• Requirements: Each record must be reproduced exactly as it is shown.

• Stored rows:

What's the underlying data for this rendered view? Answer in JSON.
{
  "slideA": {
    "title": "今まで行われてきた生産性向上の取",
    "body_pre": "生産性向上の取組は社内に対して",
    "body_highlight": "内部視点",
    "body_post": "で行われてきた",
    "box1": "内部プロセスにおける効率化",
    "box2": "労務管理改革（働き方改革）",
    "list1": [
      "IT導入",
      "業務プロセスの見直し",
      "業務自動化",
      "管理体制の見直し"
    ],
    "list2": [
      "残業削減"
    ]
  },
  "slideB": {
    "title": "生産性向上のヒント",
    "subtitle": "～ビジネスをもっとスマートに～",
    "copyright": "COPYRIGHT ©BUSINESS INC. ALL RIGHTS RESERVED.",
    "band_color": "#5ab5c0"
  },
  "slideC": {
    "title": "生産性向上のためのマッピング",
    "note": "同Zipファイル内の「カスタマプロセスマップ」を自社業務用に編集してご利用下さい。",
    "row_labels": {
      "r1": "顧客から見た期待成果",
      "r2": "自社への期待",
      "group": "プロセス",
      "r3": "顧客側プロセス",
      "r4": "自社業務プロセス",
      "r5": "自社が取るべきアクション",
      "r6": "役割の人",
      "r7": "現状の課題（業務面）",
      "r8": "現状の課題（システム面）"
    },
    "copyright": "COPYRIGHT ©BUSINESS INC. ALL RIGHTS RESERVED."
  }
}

• Answer to this exercise:
What's the underlying data for this rendered view? Answer in JSON.
{
  "slideA": {
    "title": "今まで行われてきた生産性向上の取",
    "body_pre": "生産性向上の取組は社内に対して",
    "body_highlight": "内部視点",
    "body_post": "で行われてきた",
    "box1": "内部プロセスにおける効率化",
    "box2": "労務管理改革（働き方改革）",
    "list1": [
      "IT導入",
      "業務プロセスの見直し",
      "業務自動化",
      "管理体制の見直し"
    ],
    "list2": [
      "残業削減"
    ]
  },
  "slideB": {
    "title": "生産性向上のヒント",
    "subtitle": "～ビジネスをもっとスマートに～",
    "copyright": "COPYRIGHT ©BUSINESS INC. ALL RIGHTS RESERVED.",
    "band_color": "#5ab5c0"
  },
  "slideC": {
    "title": "生産性向上のためのマッピング",
    "note": "同Zipファイル内の「カスタマプロセスマップ」を自社業務用に編集してご利用下さい。",
    "row_labels": {
      "r1": "顧客から見た期待成果",
      "r2": "自社への期待",
      "group": "プロセス",
      "r3": "顧客側プロセス",
      "r4": "自社業務プロセス",
      "r5": "自社が取るべきアクション",
      "r6": "役割の人",
      "r7": "現状の課題（業務面）",
      "r8": "現状の課題（システム面）"
    },
    "copyright": "COPYRIGHT ©BUSINESS INC. ALL RIGHTS RESERVED."
  }
}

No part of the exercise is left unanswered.